[Start of Raw records]

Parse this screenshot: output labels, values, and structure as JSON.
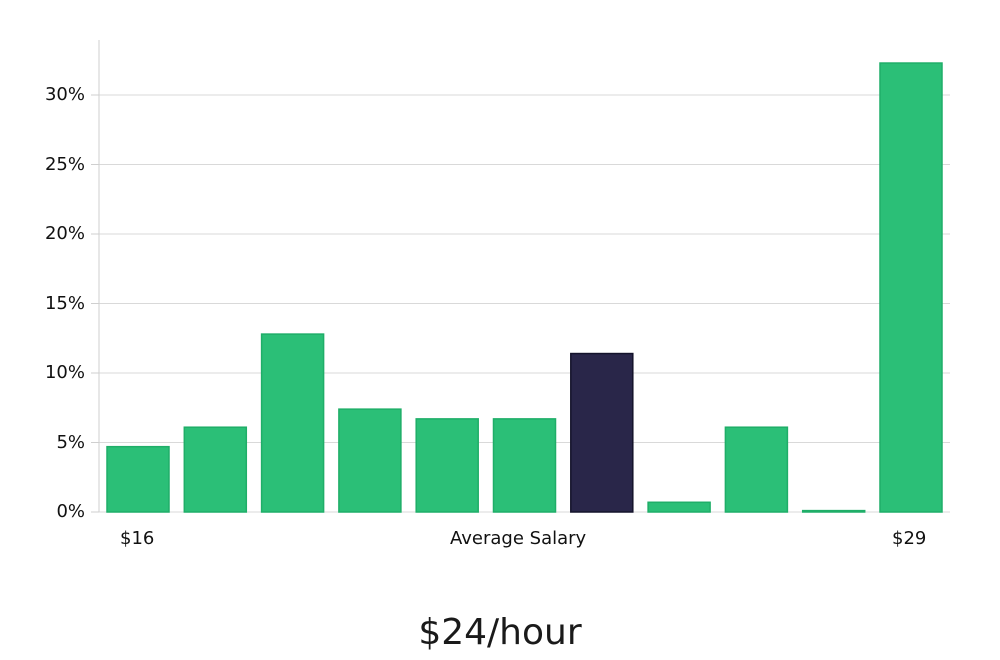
{
  "chart_data": {
    "type": "bar",
    "title": "",
    "xlabel": "Average Salary",
    "ylabel": "",
    "x_start_label": "$16",
    "x_end_label": "$29",
    "y_tick_labels": [
      "0%",
      "5%",
      "10%",
      "15%",
      "20%",
      "25%",
      "30%"
    ],
    "ylim": [
      0,
      34
    ],
    "grid": true,
    "values": [
      4.7,
      6.1,
      12.8,
      7.4,
      6.7,
      6.7,
      11.4,
      0.7,
      6.1,
      0.1,
      32.3
    ],
    "highlight_index": 6,
    "colors": {
      "bar": "#2bbf77",
      "bar_edge": "#1fae68",
      "highlight": "#292649",
      "highlight_edge": "#14132b",
      "grid": "#d9d9d9",
      "axis": "#cfcfcf"
    }
  },
  "headline": "$24/hour"
}
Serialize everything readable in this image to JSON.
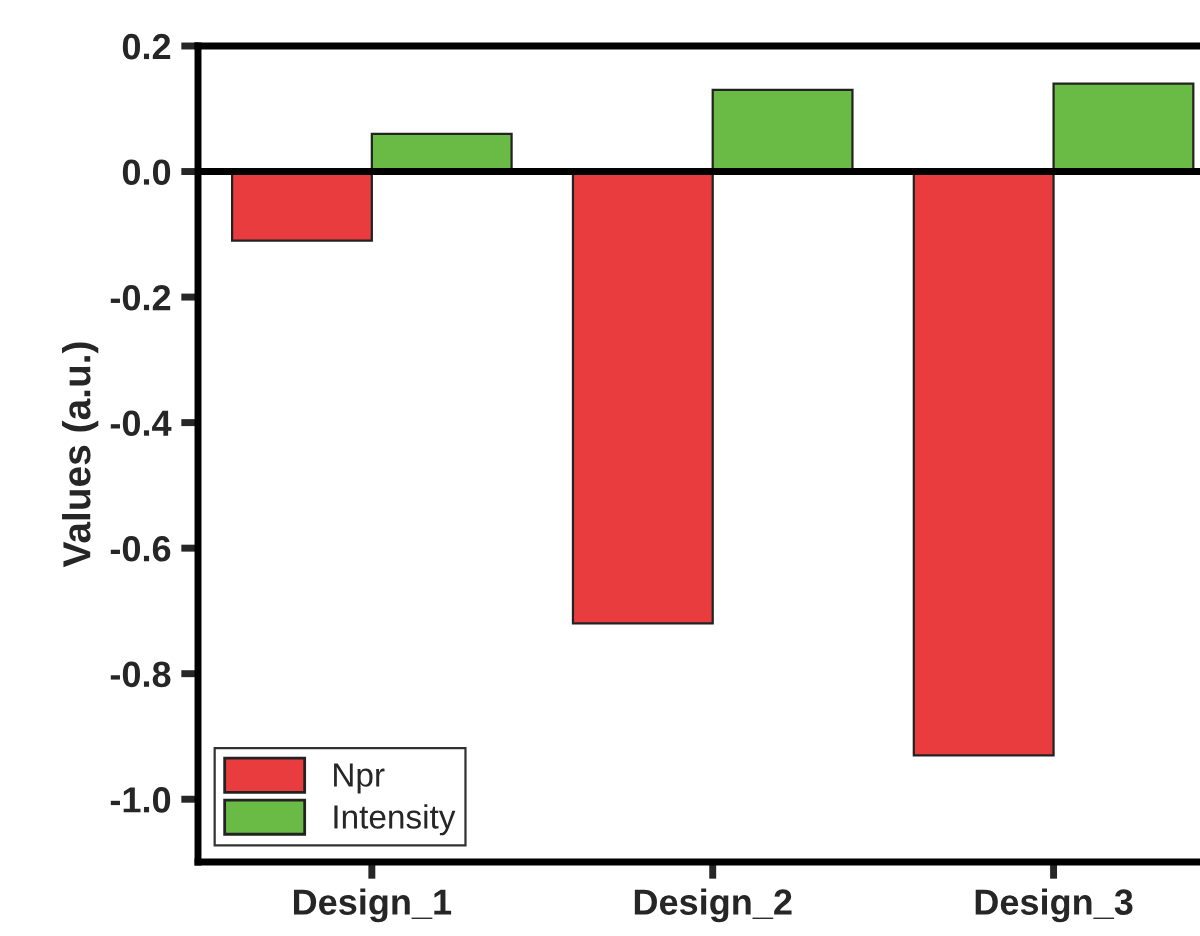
{
  "chart_data": {
    "type": "bar",
    "ylabel": "Values (a.u.)",
    "categories": [
      "Design_1",
      "Design_2",
      "Design_3"
    ],
    "series": [
      {
        "name": "Npr",
        "color": "#e83c3f",
        "values": [
          -0.11,
          -0.72,
          -0.93
        ]
      },
      {
        "name": "Intensity",
        "color": "#6abb45",
        "values": [
          0.06,
          0.13,
          0.14
        ]
      }
    ],
    "ylim": [
      -1.1,
      0.2
    ],
    "yticks": [
      {
        "value": -1.0,
        "label": "-1.0"
      },
      {
        "value": -0.8,
        "label": "-0.8"
      },
      {
        "value": -0.6,
        "label": "-0.6"
      },
      {
        "value": -0.4,
        "label": "-0.4"
      },
      {
        "value": -0.2,
        "label": "-0.2"
      },
      {
        "value": 0.0,
        "label": "0.0"
      },
      {
        "value": 0.2,
        "label": "0.2"
      }
    ],
    "legend": "bottom left"
  }
}
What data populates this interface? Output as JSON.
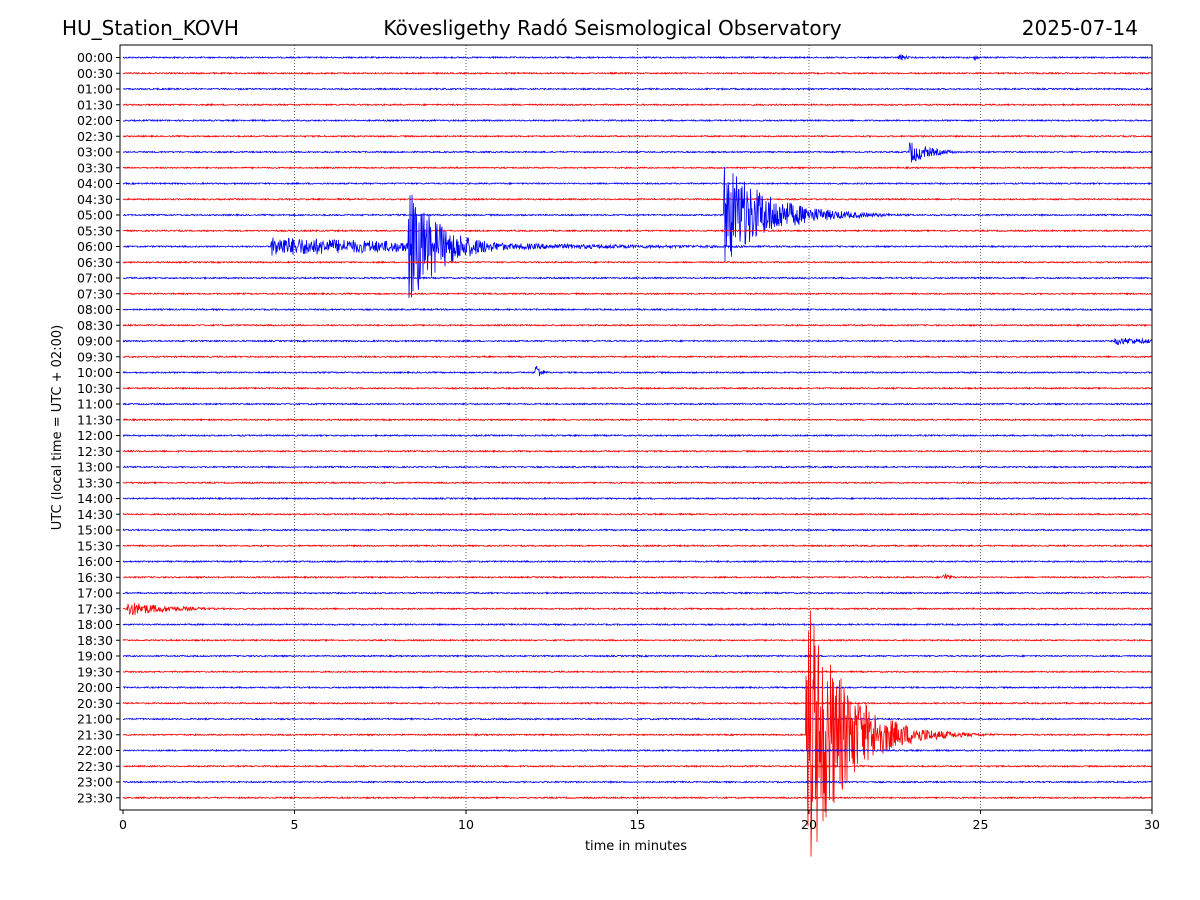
{
  "header": {
    "station": "HU_Station_KOVH",
    "title": "Kövesligethy Radó Seismological Observatory",
    "date": "2025-07-14"
  },
  "chart_data": {
    "type": "line",
    "title": "Kövesligethy Radó Seismological Observatory",
    "xlabel": "time in minutes",
    "ylabel": "UTC (local time = UTC + 02:00)",
    "xlim": [
      0,
      30
    ],
    "x_ticks": [
      "0",
      "5",
      "10",
      "15",
      "20",
      "25",
      "30"
    ],
    "grid": "vertical dotted",
    "series_colors": {
      "even_rows": "#0000ff",
      "odd_rows": "#ff0000"
    },
    "rows": [
      "00:00",
      "00:30",
      "01:00",
      "01:30",
      "02:00",
      "02:30",
      "03:00",
      "03:30",
      "04:00",
      "04:30",
      "05:00",
      "05:30",
      "06:00",
      "06:30",
      "07:00",
      "07:30",
      "08:00",
      "08:30",
      "09:00",
      "09:30",
      "10:00",
      "10:30",
      "11:00",
      "11:30",
      "12:00",
      "12:30",
      "13:00",
      "13:30",
      "14:00",
      "14:30",
      "15:00",
      "15:30",
      "16:00",
      "16:30",
      "17:00",
      "17:30",
      "18:00",
      "18:30",
      "19:00",
      "19:30",
      "20:00",
      "20:30",
      "21:00",
      "21:30",
      "22:00",
      "22:30",
      "23:00",
      "23:30"
    ],
    "events": [
      {
        "row": 0,
        "start": 22.6,
        "end": 23.0,
        "amplitude": 5,
        "decay": 0.2
      },
      {
        "row": 0,
        "start": 24.8,
        "end": 24.95,
        "amplitude": 5,
        "decay": 0.1
      },
      {
        "row": 6,
        "start": 22.9,
        "end": 24.3,
        "amplitude": 13,
        "decay": 0.6
      },
      {
        "row": 10,
        "start": 17.5,
        "end": 25.5,
        "amplitude": 55,
        "decay": 1.3
      },
      {
        "row": 12,
        "start": 4.3,
        "end": 19.5,
        "amplitude": 10,
        "decay": 6.0
      },
      {
        "row": 12,
        "start": 8.3,
        "end": 11.5,
        "amplitude": 60,
        "decay": 1.0
      },
      {
        "row": 18,
        "start": 28.9,
        "end": 30.0,
        "amplitude": 4,
        "decay": 1.5
      },
      {
        "row": 20,
        "start": 12.0,
        "end": 12.4,
        "amplitude": 13,
        "decay": 0.15
      },
      {
        "row": 33,
        "start": 23.9,
        "end": 24.3,
        "amplitude": 6,
        "decay": 0.2
      },
      {
        "row": 35,
        "start": 0.1,
        "end": 6.0,
        "amplitude": 8,
        "decay": 1.2
      },
      {
        "row": 43,
        "start": 19.9,
        "end": 27.5,
        "amplitude": 150,
        "decay": 1.1
      }
    ]
  }
}
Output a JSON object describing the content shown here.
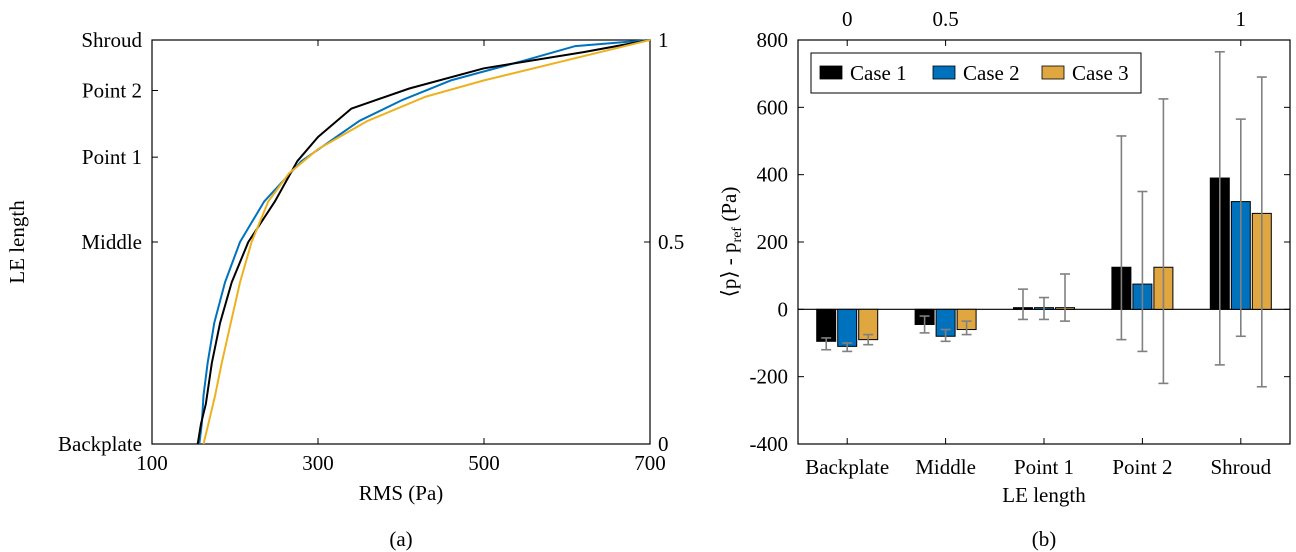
{
  "chart_data": [
    {
      "type": "line",
      "panel_label": "(a)",
      "xlabel": "RMS (Pa)",
      "ylabel": "LE length",
      "xlim": [
        100,
        700
      ],
      "x_ticks": [
        100,
        300,
        500,
        700
      ],
      "ylim": [
        0,
        1
      ],
      "y_left_ticks": [
        {
          "label": "Backplate",
          "value": 0
        },
        {
          "label": "Middle",
          "value": 0.5
        },
        {
          "label": "Point 1",
          "value": 0.71
        },
        {
          "label": "Point 2",
          "value": 0.875
        },
        {
          "label": "Shroud",
          "value": 1
        }
      ],
      "y_right_ticks": [
        {
          "label": "0",
          "value": 0
        },
        {
          "label": "0.5",
          "value": 0.5
        },
        {
          "label": "1",
          "value": 1
        }
      ],
      "grid": false,
      "series": [
        {
          "color": "#0072BD",
          "points": [
            [
              157,
              0
            ],
            [
              160,
              0.05
            ],
            [
              162,
              0.12
            ],
            [
              167,
              0.2
            ],
            [
              175,
              0.3
            ],
            [
              188,
              0.4
            ],
            [
              206,
              0.5
            ],
            [
              235,
              0.6
            ],
            [
              280,
              0.7
            ],
            [
              350,
              0.8
            ],
            [
              400,
              0.85
            ],
            [
              460,
              0.9
            ],
            [
              550,
              0.95
            ],
            [
              610,
              0.985
            ],
            [
              700,
              1
            ]
          ]
        },
        {
          "color": "#000000",
          "points": [
            [
              155,
              0
            ],
            [
              159,
              0.05
            ],
            [
              165,
              0.1
            ],
            [
              172,
              0.2
            ],
            [
              182,
              0.3
            ],
            [
              196,
              0.4
            ],
            [
              216,
              0.5
            ],
            [
              248,
              0.6
            ],
            [
              275,
              0.7
            ],
            [
              300,
              0.76
            ],
            [
              340,
              0.83
            ],
            [
              410,
              0.88
            ],
            [
              500,
              0.93
            ],
            [
              620,
              0.97
            ],
            [
              700,
              1
            ]
          ]
        },
        {
          "color": "#EDB120",
          "points": [
            [
              162,
              0
            ],
            [
              168,
              0.05
            ],
            [
              176,
              0.12
            ],
            [
              184,
              0.2
            ],
            [
              195,
              0.3
            ],
            [
              206,
              0.4
            ],
            [
              220,
              0.5
            ],
            [
              240,
              0.6
            ],
            [
              265,
              0.67
            ],
            [
              300,
              0.73
            ],
            [
              360,
              0.8
            ],
            [
              430,
              0.86
            ],
            [
              500,
              0.9
            ],
            [
              600,
              0.95
            ],
            [
              700,
              1
            ]
          ]
        }
      ]
    },
    {
      "type": "bar",
      "panel_label": "(b)",
      "xlabel": "LE length",
      "ylabel_main": "⟨p⟩ - p",
      "ylabel_sub": "ref",
      "ylabel_unit": " (Pa)",
      "ylim": [
        -400,
        800
      ],
      "y_ticks": [
        -400,
        -200,
        0,
        200,
        400,
        600,
        800
      ],
      "categories": [
        "Backplate",
        "Middle",
        "Point 1",
        "Point 2",
        "Shroud"
      ],
      "top_axis_ticks": [
        {
          "label": "0",
          "category_index": 0
        },
        {
          "label": "0.5",
          "category_index": 1
        },
        {
          "label": "1",
          "category_index": 4
        }
      ],
      "legend_position": "top-left",
      "series": [
        {
          "name": "Case 1",
          "color": "#000000",
          "values": [
            -95,
            -45,
            5,
            125,
            390
          ],
          "err_low": [
            -120,
            -70,
            -30,
            -90,
            -165
          ],
          "err_high": [
            -85,
            -20,
            60,
            515,
            765
          ]
        },
        {
          "name": "Case 2",
          "color": "#0072BD",
          "values": [
            -110,
            -80,
            5,
            75,
            320
          ],
          "err_low": [
            -125,
            -95,
            -30,
            -125,
            -80
          ],
          "err_high": [
            -100,
            -60,
            35,
            350,
            565
          ]
        },
        {
          "name": "Case 3",
          "color": "#E0A640",
          "values": [
            -90,
            -60,
            5,
            125,
            285
          ],
          "err_low": [
            -105,
            -75,
            -35,
            -220,
            -230
          ],
          "err_high": [
            -75,
            -35,
            105,
            625,
            690
          ]
        }
      ]
    }
  ]
}
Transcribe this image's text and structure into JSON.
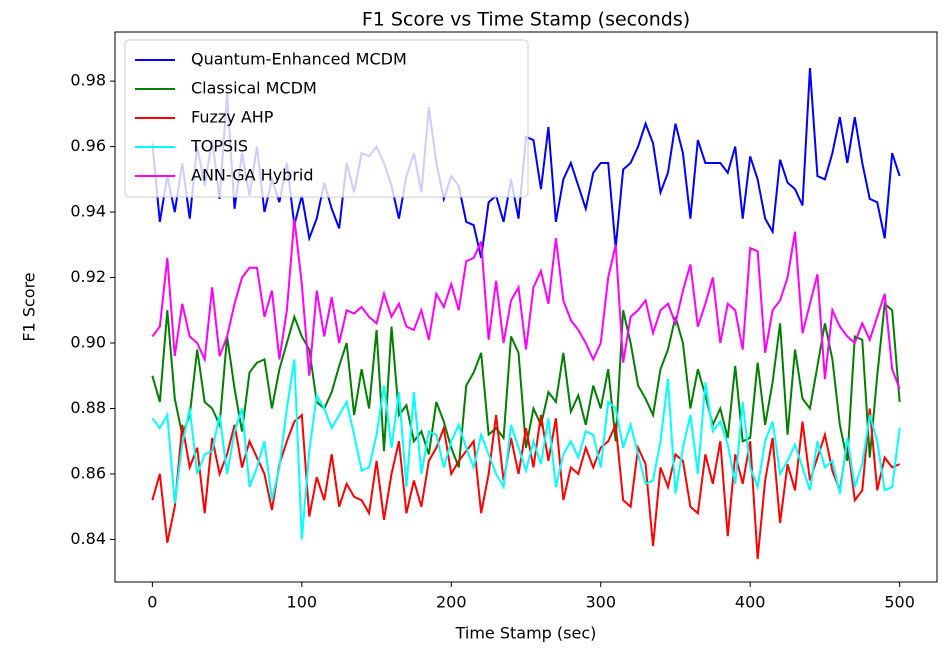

[End of Raw records]

• Work instructions: Copy each line of the listing in which the word "this" can be found.

• In response:
Parse this screenshot: output labels, values, and structure as JSON.
Serialize everything readable in this image to JSON.
What data populates this interface? Output as JSON.
Transcribe this image's text and structure into JSON.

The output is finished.